■ **WHAT IS BEING ASKED**
Your task is to retype each line of the data below exactly.

>> BEGIN MATERIAL TO PROCESS

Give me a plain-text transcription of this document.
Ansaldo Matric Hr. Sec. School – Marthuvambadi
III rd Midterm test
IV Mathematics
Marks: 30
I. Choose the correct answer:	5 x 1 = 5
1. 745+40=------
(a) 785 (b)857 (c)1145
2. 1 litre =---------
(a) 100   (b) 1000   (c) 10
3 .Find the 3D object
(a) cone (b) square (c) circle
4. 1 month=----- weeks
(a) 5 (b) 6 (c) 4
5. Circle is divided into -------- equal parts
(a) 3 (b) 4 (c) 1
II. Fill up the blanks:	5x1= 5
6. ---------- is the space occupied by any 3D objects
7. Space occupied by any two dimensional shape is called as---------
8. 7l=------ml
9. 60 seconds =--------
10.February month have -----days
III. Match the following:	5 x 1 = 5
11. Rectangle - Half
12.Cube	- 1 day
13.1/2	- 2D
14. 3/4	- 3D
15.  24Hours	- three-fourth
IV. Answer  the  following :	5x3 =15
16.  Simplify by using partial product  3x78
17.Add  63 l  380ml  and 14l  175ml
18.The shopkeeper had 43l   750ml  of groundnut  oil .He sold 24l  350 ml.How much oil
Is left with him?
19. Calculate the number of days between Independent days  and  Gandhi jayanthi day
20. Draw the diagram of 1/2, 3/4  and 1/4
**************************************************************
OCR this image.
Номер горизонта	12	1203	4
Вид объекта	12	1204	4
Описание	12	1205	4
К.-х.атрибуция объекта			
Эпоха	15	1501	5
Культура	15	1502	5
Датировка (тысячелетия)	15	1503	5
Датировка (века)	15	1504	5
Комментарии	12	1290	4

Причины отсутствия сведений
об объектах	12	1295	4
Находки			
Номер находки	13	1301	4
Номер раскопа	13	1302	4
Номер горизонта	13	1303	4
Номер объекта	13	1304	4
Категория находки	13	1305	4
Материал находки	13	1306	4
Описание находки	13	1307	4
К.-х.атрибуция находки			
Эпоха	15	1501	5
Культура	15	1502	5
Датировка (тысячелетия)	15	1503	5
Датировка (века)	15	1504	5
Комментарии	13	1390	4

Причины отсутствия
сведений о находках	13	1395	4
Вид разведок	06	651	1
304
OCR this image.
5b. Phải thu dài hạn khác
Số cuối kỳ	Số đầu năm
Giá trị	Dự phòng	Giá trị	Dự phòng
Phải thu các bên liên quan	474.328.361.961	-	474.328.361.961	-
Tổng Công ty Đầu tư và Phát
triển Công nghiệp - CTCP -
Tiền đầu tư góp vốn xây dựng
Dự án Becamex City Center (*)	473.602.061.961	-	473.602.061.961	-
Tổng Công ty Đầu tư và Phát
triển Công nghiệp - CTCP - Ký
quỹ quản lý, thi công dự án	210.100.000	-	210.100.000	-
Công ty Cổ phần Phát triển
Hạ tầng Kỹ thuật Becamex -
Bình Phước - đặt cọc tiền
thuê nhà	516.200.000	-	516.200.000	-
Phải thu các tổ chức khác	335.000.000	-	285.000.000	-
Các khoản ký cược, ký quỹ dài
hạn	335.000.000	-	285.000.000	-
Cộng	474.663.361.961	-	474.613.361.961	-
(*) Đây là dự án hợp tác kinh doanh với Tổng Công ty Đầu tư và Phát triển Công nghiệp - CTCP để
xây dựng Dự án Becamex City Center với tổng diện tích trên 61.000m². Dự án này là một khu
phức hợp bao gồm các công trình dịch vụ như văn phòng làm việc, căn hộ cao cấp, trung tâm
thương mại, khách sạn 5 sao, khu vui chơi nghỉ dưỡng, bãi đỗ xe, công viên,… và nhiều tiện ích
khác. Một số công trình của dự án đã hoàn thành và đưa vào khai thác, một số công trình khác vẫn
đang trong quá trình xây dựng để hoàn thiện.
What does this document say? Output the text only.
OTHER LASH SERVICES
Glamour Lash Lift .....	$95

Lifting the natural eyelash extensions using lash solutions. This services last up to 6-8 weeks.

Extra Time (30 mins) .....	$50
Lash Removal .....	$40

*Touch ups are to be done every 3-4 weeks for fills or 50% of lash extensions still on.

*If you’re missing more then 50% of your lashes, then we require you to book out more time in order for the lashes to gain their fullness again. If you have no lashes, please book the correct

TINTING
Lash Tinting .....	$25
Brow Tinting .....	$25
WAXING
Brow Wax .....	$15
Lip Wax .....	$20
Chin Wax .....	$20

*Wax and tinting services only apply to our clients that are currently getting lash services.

>> END MATERIAL TO PROCESS

■ **COMPLETE RESPONSE**
Give me a plain-text transcription of this document.
Ansaldo Matric Hr. Sec. School – Marthuvambadi
III rd Midterm test
IV Mathematics
Marks: 30
I. Choose the correct answer:	5 x 1 = 5
1. 745+40=------
(a) 785 (b)857 (c)1145
2. 1 litre =---------
(a) 100   (b) 1000   (c) 10
3 .Find the 3D object
(a) cone (b) square (c) circle
4. 1 month=----- weeks
(a) 5 (b) 6 (c) 4
5. Circle is divided into -------- equal parts
(a) 3 (b) 4 (c) 1
II. Fill up the blanks:	5x1= 5
6. ---------- is the space occupied by any 3D objects
7. Space occupied by any two dimensional shape is called as---------
8. 7l=------ml
9. 60 seconds =--------
10.February month have -----days
III. Match the following:	5 x 1 = 5
11. Rectangle - Half
12.Cube	- 1 day
13.1/2	- 2D
14. 3/4	- 3D
15.  24Hours	- three-fourth
IV. Answer  the  following :	5x3 =15
16.  Simplify by using partial product  3x78
17.Add  63 l  380ml  and 14l  175ml
18.The shopkeeper had 43l   750ml  of groundnut  oil .He sold 24l  350 ml.How much oil
Is left with him?
19. Calculate the number of days between Independent days  and  Gandhi jayanthi day
20. Draw the diagram of 1/2, 3/4  and 1/4
**************************************************************
OCR this image.
Номер горизонта	12	1203	4
Вид объекта	12	1204	4
Описание	12	1205	4
К.-х.атрибуция объекта			
Эпоха	15	1501	5
Культура	15	1502	5
Датировка (тысячелетия)	15	1503	5
Датировка (века)	15	1504	5
Комментарии	12	1290	4

Причины отсутствия сведений
об объектах	12	1295	4
Находки			
Номер находки	13	1301	4
Номер раскопа	13	1302	4
Номер горизонта	13	1303	4
Номер объекта	13	1304	4
Категория находки	13	1305	4
Материал находки	13	1306	4
Описание находки	13	1307	4
К.-х.атрибуция находки			
Эпоха	15	1501	5
Культура	15	1502	5
Датировка (тысячелетия)	15	1503	5
Датировка (века)	15	1504	5
Комментарии	13	1390	4

Причины отсутствия
сведений о находках	13	1395	4
Вид разведок	06	651	1
304
OCR this image.
5b. Phải thu dài hạn khác
Số cuối kỳ	Số đầu năm
Giá trị	Dự phòng	Giá trị	Dự phòng
Phải thu các bên liên quan	474.328.361.961	-	474.328.361.961	-
Tổng Công ty Đầu tư và Phát
triển Công nghiệp - CTCP -
Tiền đầu tư góp vốn xây dựng
Dự án Becamex City Center (*)	473.602.061.961	-	473.602.061.961	-
Tổng Công ty Đầu tư và Phát
triển Công nghiệp - CTCP - Ký
quỹ quản lý, thi công dự án	210.100.000	-	210.100.000	-
Công ty Cổ phần Phát triển
Hạ tầng Kỹ thuật Becamex -
Bình Phước - đặt cọc tiền
thuê nhà	516.200.000	-	516.200.000	-
Phải thu các tổ chức khác	335.000.000	-	285.000.000	-
Các khoản ký cược, ký quỹ dài
hạn	335.000.000	-	285.000.000	-
Cộng	474.663.361.961	-	474.613.361.961	-
(*) Đây là dự án hợp tác kinh doanh với Tổng Công ty Đầu tư và Phát triển Công nghiệp - CTCP để
xây dựng Dự án Becamex City Center với tổng diện tích trên 61.000m². Dự án này là một khu
phức hợp bao gồm các công trình dịch vụ như văn phòng làm việc, căn hộ cao cấp, trung tâm
thương mại, khách sạn 5 sao, khu vui chơi nghỉ dưỡng, bãi đỗ xe, công viên,… và nhiều tiện ích
khác. Một số công trình của dự án đã hoàn thành và đưa vào khai thác, một số công trình khác vẫn
đang trong quá trình xây dựng để hoàn thiện.
What does this document say? Output the text only.
OTHER LASH SERVICES
Glamour Lash Lift .....	$95

Lifting the natural eyelash extensions using lash solutions. This services last up to 6-8 weeks.

Extra Time (30 mins) .....	$50
Lash Removal .....	$40

*Touch ups are to be done every 3-4 weeks for fills or 50% of lash extensions still on.

*If you’re missing more then 50% of your lashes, then we require you to book out more time in order for the lashes to gain their fullness again. If you have no lashes, please book the correct

TINTING
Lash Tinting .....	$25
Brow Tinting .....	$25
WAXING
Brow Wax .....	$15
Lip Wax .....	$20
Chin Wax .....	$20

*Wax and tinting services only apply to our clients that are currently getting lash services.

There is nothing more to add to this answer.